EXERCISE BRIEF
Reproduce all of the data that follows, character for character.

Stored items
[Begin]

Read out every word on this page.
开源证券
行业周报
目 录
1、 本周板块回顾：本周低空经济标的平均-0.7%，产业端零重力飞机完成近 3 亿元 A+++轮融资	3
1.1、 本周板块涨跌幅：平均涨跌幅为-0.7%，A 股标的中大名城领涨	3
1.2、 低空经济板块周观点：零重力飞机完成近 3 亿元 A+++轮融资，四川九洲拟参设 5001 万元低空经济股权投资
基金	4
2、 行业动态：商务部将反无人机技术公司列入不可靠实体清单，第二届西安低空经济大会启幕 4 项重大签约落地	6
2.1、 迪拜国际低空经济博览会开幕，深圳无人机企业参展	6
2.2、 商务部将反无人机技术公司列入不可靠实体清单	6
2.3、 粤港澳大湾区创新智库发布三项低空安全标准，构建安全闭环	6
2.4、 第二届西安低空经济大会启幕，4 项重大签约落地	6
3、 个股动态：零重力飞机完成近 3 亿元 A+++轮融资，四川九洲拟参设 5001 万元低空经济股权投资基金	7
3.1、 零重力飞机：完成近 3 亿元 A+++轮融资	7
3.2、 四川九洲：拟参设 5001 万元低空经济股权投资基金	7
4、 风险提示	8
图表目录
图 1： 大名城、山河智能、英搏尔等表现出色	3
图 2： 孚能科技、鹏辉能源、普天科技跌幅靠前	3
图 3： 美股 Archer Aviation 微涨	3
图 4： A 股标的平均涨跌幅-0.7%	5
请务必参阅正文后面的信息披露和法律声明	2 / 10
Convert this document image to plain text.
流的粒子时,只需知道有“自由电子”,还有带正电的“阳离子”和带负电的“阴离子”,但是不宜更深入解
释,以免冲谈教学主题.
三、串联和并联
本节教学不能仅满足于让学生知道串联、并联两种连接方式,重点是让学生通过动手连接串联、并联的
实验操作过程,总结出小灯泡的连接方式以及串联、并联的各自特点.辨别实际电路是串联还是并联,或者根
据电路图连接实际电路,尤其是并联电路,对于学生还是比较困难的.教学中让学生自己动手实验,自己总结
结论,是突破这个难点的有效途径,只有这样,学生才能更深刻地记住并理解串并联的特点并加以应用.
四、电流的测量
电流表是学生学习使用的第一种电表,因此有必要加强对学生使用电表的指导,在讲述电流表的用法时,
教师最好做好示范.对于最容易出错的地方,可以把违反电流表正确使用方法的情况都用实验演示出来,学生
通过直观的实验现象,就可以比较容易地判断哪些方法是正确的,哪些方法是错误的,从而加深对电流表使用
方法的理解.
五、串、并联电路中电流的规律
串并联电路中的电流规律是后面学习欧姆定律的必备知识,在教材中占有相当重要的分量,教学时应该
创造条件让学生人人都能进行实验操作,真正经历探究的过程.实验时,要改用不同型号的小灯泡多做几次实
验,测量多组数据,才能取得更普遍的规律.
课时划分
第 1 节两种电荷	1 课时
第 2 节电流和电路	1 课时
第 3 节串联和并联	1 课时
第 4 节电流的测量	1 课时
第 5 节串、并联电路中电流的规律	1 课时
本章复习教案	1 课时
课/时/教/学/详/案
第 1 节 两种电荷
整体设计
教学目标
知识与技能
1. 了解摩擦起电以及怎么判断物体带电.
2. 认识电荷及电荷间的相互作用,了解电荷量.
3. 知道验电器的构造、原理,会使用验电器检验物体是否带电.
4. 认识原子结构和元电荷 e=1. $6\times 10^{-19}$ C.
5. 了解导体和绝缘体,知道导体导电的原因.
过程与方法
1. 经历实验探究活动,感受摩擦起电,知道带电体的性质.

[End]

ANSWER TO THIS TASK
Read out every word on this page.
开源证券
行业周报
目 录
1、 本周板块回顾：本周低空经济标的平均-0.7%，产业端零重力飞机完成近 3 亿元 A+++轮融资	3
1.1、 本周板块涨跌幅：平均涨跌幅为-0.7%，A 股标的中大名城领涨	3
1.2、 低空经济板块周观点：零重力飞机完成近 3 亿元 A+++轮融资，四川九洲拟参设 5001 万元低空经济股权投资
基金	4
2、 行业动态：商务部将反无人机技术公司列入不可靠实体清单，第二届西安低空经济大会启幕 4 项重大签约落地	6
2.1、 迪拜国际低空经济博览会开幕，深圳无人机企业参展	6
2.2、 商务部将反无人机技术公司列入不可靠实体清单	6
2.3、 粤港澳大湾区创新智库发布三项低空安全标准，构建安全闭环	6
2.4、 第二届西安低空经济大会启幕，4 项重大签约落地	6
3、 个股动态：零重力飞机完成近 3 亿元 A+++轮融资，四川九洲拟参设 5001 万元低空经济股权投资基金	7
3.1、 零重力飞机：完成近 3 亿元 A+++轮融资	7
3.2、 四川九洲：拟参设 5001 万元低空经济股权投资基金	7
4、 风险提示	8
图表目录
图 1： 大名城、山河智能、英搏尔等表现出色	3
图 2： 孚能科技、鹏辉能源、普天科技跌幅靠前	3
图 3： 美股 Archer Aviation 微涨	3
图 4： A 股标的平均涨跌幅-0.7%	5
请务必参阅正文后面的信息披露和法律声明	2 / 10
Convert this document image to plain text.
流的粒子时,只需知道有“自由电子”,还有带正电的“阳离子”和带负电的“阴离子”,但是不宜更深入解
释,以免冲谈教学主题.
三、串联和并联
本节教学不能仅满足于让学生知道串联、并联两种连接方式,重点是让学生通过动手连接串联、并联的
实验操作过程,总结出小灯泡的连接方式以及串联、并联的各自特点.辨别实际电路是串联还是并联,或者根
据电路图连接实际电路,尤其是并联电路,对于学生还是比较困难的.教学中让学生自己动手实验,自己总结
结论,是突破这个难点的有效途径,只有这样,学生才能更深刻地记住并理解串并联的特点并加以应用.
四、电流的测量
电流表是学生学习使用的第一种电表,因此有必要加强对学生使用电表的指导,在讲述电流表的用法时,
教师最好做好示范.对于最容易出错的地方,可以把违反电流表正确使用方法的情况都用实验演示出来,学生
通过直观的实验现象,就可以比较容易地判断哪些方法是正确的,哪些方法是错误的,从而加深对电流表使用
方法的理解.
五、串、并联电路中电流的规律
串并联电路中的电流规律是后面学习欧姆定律的必备知识,在教材中占有相当重要的分量,教学时应该
创造条件让学生人人都能进行实验操作,真正经历探究的过程.实验时,要改用不同型号的小灯泡多做几次实
验,测量多组数据,才能取得更普遍的规律.
课时划分
第 1 节两种电荷	1 课时
第 2 节电流和电路	1 课时
第 3 节串联和并联	1 课时
第 4 节电流的测量	1 课时
第 5 节串、并联电路中电流的规律	1 课时
本章复习教案	1 课时
课/时/教/学/详/案
第 1 节 两种电荷
整体设计
教学目标
知识与技能
1. 了解摩擦起电以及怎么判断物体带电.
2. 认识电荷及电荷间的相互作用,了解电荷量.
3. 知道验电器的构造、原理,会使用验电器检验物体是否带电.
4. 认识原子结构和元电荷 e=1. $6\times 10^{-19}$ C.
5. 了解导体和绝缘体,知道导体导电的原因.
过程与方法
1. 经历实验探究活动,感受摩擦起电,知道带电体的性质.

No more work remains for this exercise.